— START OF SOURCE PASSAGE —

Ed Davey and Labour are behind the recommendations but the Treasury is firmly opposed to the measure, which was ruled out earlier this year by the Chancellor, George Osborne. Instead, he wants to see gas play a big role in the UK’s energy mix “well into 2030 and beyond”.
You can argue that 2030 is a long time away , so what’s all the fuss about? They’ll reach agreement by then.
investors are wondering whether to reduce the size of their projects or to delay investment decisions
The problem is businesses need the certainty now. That’s because it takes 5 years to build a wind farm the size of Sheringham and another 10 to 15 years to recoup your investment. So those multibillion investment decisions need to be made imminently.
Ed Davey played down the rift today, saying he was confident he could win the wind-sceptics over. Others say the mixed messages coming from Government are already having a damaging effect.
One source said: “Given the lack of clarity provided by the Government to investors in the last couple of years, some investors are wondering whether to reduce the size of their projects or to delay investment decisions until they are clear about where UK energy policy is heading and what the future of renewable energy is in the UK.”
The clock is ticking. Mr Davey needs £100 billion worth of investment between now and the end of the decade for Britain to meet its targets. But in the absence of a stable policy environment, the jury is out as to whether or not he’ll get it.
UK offshore wind:
88 turbines at Sheringham Shoal, each with a potential capacity of 3.6MW, will supply up to 220,000 homes with clean energy.
It is the third largest offshore wind farm, after Greater Gabbard and Walney I & II.
The UK is now number one in the world for offshore wind, having overtaken Denmark in 2008.

— END OF SOURCE PASSAGE —

TASK BRIEF ▸ In the passage on UK offshore wind policy, why does the writer say businesses need certainty now, even though 2030 is a long time away? Answer in one to three sentences.

— START OF MATERIAL —

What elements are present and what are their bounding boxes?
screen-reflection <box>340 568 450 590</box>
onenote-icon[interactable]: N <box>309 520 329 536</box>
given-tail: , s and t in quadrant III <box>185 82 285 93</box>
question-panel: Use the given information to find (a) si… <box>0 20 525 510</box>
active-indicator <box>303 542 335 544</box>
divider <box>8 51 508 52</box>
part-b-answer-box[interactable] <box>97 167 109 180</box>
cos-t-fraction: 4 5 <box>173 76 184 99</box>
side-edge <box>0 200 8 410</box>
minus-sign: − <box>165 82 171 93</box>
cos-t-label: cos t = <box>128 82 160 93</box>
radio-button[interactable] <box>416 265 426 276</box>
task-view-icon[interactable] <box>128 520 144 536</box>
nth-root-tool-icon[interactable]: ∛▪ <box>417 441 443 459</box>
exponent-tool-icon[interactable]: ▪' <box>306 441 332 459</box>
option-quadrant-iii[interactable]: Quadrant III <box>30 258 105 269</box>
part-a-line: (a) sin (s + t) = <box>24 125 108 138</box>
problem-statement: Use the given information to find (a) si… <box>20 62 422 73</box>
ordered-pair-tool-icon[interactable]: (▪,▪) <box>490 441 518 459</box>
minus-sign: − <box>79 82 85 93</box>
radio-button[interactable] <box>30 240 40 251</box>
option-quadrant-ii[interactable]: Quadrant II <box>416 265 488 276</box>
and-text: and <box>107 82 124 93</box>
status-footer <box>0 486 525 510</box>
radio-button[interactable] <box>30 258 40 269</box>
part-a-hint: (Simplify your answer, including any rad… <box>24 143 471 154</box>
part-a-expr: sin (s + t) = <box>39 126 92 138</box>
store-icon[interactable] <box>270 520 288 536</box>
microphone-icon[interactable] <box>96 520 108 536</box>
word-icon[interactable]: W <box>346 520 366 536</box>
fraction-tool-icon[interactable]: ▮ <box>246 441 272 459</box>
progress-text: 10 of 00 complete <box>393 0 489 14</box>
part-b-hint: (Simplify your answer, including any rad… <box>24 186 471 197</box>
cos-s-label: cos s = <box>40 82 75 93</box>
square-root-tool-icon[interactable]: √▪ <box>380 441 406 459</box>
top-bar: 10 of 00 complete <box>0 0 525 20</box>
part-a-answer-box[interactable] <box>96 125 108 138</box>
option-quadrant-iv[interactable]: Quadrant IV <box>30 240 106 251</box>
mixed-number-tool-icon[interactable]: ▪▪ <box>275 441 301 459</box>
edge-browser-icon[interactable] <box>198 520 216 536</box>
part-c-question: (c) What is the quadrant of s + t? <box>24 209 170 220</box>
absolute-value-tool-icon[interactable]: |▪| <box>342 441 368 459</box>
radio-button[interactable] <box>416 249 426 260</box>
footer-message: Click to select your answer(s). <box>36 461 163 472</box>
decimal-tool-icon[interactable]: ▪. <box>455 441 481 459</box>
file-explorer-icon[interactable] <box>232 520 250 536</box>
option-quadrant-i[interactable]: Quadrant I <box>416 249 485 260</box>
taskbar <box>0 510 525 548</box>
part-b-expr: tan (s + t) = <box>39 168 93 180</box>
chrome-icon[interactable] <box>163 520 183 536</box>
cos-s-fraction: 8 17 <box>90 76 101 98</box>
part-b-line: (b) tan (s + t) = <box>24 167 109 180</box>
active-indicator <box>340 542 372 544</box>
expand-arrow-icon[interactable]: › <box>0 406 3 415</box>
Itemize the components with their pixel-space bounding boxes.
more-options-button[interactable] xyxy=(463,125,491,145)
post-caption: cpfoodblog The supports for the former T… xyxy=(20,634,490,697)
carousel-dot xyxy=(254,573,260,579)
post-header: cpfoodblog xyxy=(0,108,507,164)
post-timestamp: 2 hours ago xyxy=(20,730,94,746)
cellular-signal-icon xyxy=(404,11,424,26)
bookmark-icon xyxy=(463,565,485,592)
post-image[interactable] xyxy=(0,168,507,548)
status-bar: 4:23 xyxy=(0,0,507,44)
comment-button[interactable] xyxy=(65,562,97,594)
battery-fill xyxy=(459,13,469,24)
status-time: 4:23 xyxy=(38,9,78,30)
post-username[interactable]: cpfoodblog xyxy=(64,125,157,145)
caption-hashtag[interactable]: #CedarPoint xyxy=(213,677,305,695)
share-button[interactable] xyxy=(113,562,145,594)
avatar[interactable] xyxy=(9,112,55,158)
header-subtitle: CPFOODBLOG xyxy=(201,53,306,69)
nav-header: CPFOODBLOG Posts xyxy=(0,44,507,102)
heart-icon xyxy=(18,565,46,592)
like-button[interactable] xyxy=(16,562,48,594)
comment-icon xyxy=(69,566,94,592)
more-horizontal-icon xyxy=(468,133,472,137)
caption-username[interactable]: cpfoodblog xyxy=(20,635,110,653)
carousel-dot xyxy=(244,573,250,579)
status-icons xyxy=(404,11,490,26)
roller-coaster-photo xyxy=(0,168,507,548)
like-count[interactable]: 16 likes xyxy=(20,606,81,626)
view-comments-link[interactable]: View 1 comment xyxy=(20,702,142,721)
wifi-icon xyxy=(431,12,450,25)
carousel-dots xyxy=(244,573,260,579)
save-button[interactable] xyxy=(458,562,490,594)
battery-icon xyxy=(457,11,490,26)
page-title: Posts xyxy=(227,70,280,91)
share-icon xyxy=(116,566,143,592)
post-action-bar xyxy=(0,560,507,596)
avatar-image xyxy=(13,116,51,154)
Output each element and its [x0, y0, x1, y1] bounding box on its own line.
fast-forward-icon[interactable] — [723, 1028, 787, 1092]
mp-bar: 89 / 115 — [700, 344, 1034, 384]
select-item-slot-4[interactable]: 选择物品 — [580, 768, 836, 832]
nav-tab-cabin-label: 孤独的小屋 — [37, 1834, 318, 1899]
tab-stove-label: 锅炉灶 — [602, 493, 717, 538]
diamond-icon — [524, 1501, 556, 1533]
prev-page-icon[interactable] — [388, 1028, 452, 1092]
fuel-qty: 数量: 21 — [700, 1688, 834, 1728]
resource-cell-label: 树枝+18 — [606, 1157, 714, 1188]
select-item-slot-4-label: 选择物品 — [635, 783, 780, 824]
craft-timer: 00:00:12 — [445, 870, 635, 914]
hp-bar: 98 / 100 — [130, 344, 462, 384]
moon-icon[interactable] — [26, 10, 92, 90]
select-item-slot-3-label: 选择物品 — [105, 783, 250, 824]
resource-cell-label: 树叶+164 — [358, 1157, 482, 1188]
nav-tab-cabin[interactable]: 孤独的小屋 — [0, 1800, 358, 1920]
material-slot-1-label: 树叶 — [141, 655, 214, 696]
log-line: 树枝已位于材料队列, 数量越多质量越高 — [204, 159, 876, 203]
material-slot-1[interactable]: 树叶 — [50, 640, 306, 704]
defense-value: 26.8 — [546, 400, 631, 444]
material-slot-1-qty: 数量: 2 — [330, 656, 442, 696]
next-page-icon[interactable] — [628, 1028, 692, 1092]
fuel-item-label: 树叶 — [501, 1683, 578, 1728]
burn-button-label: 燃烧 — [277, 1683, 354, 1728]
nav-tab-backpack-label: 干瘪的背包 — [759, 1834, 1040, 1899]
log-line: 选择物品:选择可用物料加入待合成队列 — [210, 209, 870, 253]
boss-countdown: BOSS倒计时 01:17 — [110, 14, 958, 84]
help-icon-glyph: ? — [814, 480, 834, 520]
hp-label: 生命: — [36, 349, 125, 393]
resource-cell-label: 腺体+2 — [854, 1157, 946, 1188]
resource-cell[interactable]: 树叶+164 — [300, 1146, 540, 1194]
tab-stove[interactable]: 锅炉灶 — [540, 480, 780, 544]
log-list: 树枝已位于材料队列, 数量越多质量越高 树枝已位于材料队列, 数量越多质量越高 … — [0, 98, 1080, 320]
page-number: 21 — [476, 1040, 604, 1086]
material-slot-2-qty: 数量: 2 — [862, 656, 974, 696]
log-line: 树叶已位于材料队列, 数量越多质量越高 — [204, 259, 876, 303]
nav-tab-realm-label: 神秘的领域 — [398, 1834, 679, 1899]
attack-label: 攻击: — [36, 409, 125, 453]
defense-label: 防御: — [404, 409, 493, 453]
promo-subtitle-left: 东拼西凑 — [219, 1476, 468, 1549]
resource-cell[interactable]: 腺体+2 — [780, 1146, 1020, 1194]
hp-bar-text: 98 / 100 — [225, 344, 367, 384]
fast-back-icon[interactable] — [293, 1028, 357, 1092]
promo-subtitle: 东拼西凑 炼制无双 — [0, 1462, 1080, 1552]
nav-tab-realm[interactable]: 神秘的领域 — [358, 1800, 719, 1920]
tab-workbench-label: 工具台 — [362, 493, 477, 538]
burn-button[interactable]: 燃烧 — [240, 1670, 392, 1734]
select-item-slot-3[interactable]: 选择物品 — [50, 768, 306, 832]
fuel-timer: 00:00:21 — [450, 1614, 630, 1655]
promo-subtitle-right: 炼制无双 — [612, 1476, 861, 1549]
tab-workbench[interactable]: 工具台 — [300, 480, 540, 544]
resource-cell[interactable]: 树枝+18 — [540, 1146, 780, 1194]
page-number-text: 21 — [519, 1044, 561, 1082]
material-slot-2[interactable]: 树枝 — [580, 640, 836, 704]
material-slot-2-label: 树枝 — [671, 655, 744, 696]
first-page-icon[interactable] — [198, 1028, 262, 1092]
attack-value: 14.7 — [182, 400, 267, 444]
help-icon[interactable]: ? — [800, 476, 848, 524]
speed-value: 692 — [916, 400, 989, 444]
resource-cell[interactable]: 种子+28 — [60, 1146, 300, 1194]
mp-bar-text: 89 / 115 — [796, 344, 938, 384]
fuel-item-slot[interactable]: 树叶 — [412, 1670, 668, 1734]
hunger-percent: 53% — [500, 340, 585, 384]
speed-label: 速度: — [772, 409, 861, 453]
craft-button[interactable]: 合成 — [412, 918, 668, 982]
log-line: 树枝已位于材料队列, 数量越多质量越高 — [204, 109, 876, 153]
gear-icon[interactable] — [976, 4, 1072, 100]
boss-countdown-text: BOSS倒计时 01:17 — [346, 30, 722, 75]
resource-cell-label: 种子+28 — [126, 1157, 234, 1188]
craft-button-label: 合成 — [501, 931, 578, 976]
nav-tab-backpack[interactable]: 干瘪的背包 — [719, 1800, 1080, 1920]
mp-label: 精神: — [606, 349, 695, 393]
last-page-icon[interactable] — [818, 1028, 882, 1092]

— END OF MATERIAL —

OUTPUT OF THE EXERCISE ▸ It takes 5 years to build a wind farm the size of Sheringham and another 10 to 15 years to recoup the investment. So the multibillion investment decisions need to be made imminently.